▶ [Objective] In the listing below, locate the lines bearing the word "values". Copy every one of them.

(Data tied to figure images)
+ + + +

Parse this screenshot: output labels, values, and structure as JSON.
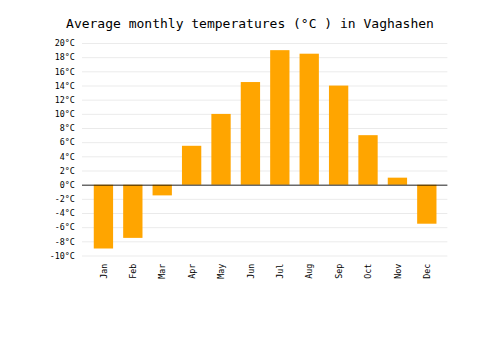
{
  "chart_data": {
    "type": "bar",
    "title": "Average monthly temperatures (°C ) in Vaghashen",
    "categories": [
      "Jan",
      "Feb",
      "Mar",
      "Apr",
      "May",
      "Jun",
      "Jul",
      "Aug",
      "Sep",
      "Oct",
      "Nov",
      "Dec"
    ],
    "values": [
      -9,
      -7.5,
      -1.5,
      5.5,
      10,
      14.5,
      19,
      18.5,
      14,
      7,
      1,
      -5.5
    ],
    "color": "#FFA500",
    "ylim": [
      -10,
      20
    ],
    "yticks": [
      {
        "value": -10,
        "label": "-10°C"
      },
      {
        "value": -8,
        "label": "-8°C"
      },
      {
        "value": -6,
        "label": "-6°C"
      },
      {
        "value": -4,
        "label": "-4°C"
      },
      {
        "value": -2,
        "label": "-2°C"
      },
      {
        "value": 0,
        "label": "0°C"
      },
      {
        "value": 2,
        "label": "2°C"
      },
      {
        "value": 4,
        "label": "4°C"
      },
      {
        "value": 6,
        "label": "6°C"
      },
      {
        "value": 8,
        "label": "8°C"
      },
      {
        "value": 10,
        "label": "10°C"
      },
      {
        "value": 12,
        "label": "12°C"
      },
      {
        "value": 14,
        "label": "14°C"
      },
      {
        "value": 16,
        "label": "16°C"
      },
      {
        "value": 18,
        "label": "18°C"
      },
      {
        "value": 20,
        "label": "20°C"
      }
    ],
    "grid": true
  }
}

+ + + +

▶ [Solution for this exercise]
Parse this screenshot: output labels, values, and structure as JSON.
    "values": [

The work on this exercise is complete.